#### DATA ####
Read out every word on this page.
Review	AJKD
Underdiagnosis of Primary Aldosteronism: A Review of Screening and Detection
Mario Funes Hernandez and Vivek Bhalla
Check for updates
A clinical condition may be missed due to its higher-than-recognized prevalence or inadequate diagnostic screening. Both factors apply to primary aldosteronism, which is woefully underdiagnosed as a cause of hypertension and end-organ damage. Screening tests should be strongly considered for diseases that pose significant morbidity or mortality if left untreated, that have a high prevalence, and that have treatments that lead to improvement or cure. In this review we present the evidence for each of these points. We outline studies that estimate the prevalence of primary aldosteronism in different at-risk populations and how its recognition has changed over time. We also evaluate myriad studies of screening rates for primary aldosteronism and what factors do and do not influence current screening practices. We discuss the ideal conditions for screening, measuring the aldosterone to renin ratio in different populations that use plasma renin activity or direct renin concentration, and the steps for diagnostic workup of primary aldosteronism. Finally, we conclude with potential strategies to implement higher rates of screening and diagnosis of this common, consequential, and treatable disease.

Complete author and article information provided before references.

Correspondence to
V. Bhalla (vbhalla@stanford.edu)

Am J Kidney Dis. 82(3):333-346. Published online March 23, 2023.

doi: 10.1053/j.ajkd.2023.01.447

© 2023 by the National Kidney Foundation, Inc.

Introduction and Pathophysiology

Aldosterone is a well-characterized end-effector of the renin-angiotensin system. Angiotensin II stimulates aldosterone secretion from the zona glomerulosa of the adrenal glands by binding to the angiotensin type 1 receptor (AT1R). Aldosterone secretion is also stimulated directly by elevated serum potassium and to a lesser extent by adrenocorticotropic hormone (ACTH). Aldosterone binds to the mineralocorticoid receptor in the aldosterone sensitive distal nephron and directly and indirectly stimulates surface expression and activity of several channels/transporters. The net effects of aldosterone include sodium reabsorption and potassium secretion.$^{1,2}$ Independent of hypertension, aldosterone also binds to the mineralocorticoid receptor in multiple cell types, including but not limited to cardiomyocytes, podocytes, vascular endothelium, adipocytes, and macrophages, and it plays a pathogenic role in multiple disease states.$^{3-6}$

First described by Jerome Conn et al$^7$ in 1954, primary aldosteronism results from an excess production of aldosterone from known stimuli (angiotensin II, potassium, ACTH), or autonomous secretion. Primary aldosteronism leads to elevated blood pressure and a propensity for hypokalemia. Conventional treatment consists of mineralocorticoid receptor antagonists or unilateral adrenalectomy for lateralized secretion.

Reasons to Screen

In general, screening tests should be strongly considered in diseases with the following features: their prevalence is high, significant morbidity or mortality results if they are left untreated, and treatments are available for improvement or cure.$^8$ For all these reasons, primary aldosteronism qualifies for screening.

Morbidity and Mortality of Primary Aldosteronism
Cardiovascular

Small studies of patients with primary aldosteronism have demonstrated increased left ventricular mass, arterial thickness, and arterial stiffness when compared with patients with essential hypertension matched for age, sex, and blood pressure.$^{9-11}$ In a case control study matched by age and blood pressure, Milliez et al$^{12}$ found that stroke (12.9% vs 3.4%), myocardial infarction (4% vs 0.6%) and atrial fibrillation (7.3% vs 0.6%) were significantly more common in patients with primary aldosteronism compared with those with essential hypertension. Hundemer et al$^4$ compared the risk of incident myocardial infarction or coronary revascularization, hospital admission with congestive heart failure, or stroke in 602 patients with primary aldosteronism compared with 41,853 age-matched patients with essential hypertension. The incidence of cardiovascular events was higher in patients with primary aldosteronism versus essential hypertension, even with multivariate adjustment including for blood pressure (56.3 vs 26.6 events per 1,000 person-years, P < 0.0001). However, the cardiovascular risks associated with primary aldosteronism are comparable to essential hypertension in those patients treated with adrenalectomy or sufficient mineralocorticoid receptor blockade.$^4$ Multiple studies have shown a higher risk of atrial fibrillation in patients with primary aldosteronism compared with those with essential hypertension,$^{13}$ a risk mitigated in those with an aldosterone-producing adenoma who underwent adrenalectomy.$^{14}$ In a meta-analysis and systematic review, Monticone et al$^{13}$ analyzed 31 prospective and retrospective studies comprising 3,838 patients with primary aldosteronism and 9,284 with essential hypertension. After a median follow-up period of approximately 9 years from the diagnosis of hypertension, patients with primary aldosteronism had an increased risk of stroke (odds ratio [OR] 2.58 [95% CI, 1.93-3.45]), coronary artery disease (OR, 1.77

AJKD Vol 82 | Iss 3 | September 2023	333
####
[ASSIGNMENT] Each record above should be returned exactly as written.

[TASK RESULT]
Read out every word on this page.
Review	AJKD
Underdiagnosis of Primary Aldosteronism: A Review of Screening and Detection
Mario Funes Hernandez and Vivek Bhalla
Check for updates
A clinical condition may be missed due to its higher-than-recognized prevalence or inadequate diagnostic screening. Both factors apply to primary aldosteronism, which is woefully underdiagnosed as a cause of hypertension and end-organ damage. Screening tests should be strongly considered for diseases that pose significant morbidity or mortality if left untreated, that have a high prevalence, and that have treatments that lead to improvement or cure. In this review we present the evidence for each of these points. We outline studies that estimate the prevalence of primary aldosteronism in different at-risk populations and how its recognition has changed over time. We also evaluate myriad studies of screening rates for primary aldosteronism and what factors do and do not influence current screening practices. We discuss the ideal conditions for screening, measuring the aldosterone to renin ratio in different populations that use plasma renin activity or direct renin concentration, and the steps for diagnostic workup of primary aldosteronism. Finally, we conclude with potential strategies to implement higher rates of screening and diagnosis of this common, consequential, and treatable disease.

Complete author and article information provided before references.

Correspondence to
V. Bhalla (vbhalla@stanford.edu)

Am J Kidney Dis. 82(3):333-346. Published online March 23, 2023.

doi: 10.1053/j.ajkd.2023.01.447

© 2023 by the National Kidney Foundation, Inc.

Introduction and Pathophysiology

Aldosterone is a well-characterized end-effector of the renin-angiotensin system. Angiotensin II stimulates aldosterone secretion from the zona glomerulosa of the adrenal glands by binding to the angiotensin type 1 receptor (AT1R). Aldosterone secretion is also stimulated directly by elevated serum potassium and to a lesser extent by adrenocorticotropic hormone (ACTH). Aldosterone binds to the mineralocorticoid receptor in the aldosterone sensitive distal nephron and directly and indirectly stimulates surface expression and activity of several channels/transporters. The net effects of aldosterone include sodium reabsorption and potassium secretion.$^{1,2}$ Independent of hypertension, aldosterone also binds to the mineralocorticoid receptor in multiple cell types, including but not limited to cardiomyocytes, podocytes, vascular endothelium, adipocytes, and macrophages, and it plays a pathogenic role in multiple disease states.$^{3-6}$

First described by Jerome Conn et al$^7$ in 1954, primary aldosteronism results from an excess production of aldosterone from known stimuli (angiotensin II, potassium, ACTH), or autonomous secretion. Primary aldosteronism leads to elevated blood pressure and a propensity for hypokalemia. Conventional treatment consists of mineralocorticoid receptor antagonists or unilateral adrenalectomy for lateralized secretion.

Reasons to Screen

In general, screening tests should be strongly considered in diseases with the following features: their prevalence is high, significant morbidity or mortality results if they are left untreated, and treatments are available for improvement or cure.$^8$ For all these reasons, primary aldosteronism qualifies for screening.

Morbidity and Mortality of Primary Aldosteronism
Cardiovascular

Small studies of patients with primary aldosteronism have demonstrated increased left ventricular mass, arterial thickness, and arterial stiffness when compared with patients with essential hypertension matched for age, sex, and blood pressure.$^{9-11}$ In a case control study matched by age and blood pressure, Milliez et al$^{12}$ found that stroke (12.9% vs 3.4%), myocardial infarction (4% vs 0.6%) and atrial fibrillation (7.3% vs 0.6%) were significantly more common in patients with primary aldosteronism compared with those with essential hypertension. Hundemer et al$^4$ compared the risk of incident myocardial infarction or coronary revascularization, hospital admission with congestive heart failure, or stroke in 602 patients with primary aldosteronism compared with 41,853 age-matched patients with essential hypertension. The incidence of cardiovascular events was higher in patients with primary aldosteronism versus essential hypertension, even with multivariate adjustment including for blood pressure (56.3 vs 26.6 events per 1,000 person-years, P < 0.0001). However, the cardiovascular risks associated with primary aldosteronism are comparable to essential hypertension in those patients treated with adrenalectomy or sufficient mineralocorticoid receptor blockade.$^4$ Multiple studies have shown a higher risk of atrial fibrillation in patients with primary aldosteronism compared with those with essential hypertension,$^{13}$ a risk mitigated in those with an aldosterone-producing adenoma who underwent adrenalectomy.$^{14}$ In a meta-analysis and systematic review, Monticone et al$^{13}$ analyzed 31 prospective and retrospective studies comprising 3,838 patients with primary aldosteronism and 9,284 with essential hypertension. After a median follow-up period of approximately 9 years from the diagnosis of hypertension, patients with primary aldosteronism had an increased risk of stroke (odds ratio [OR] 2.58 [95% CI, 1.93-3.45]), coronary artery disease (OR, 1.77

AJKD Vol 82 | Iss 3 | September 2023	333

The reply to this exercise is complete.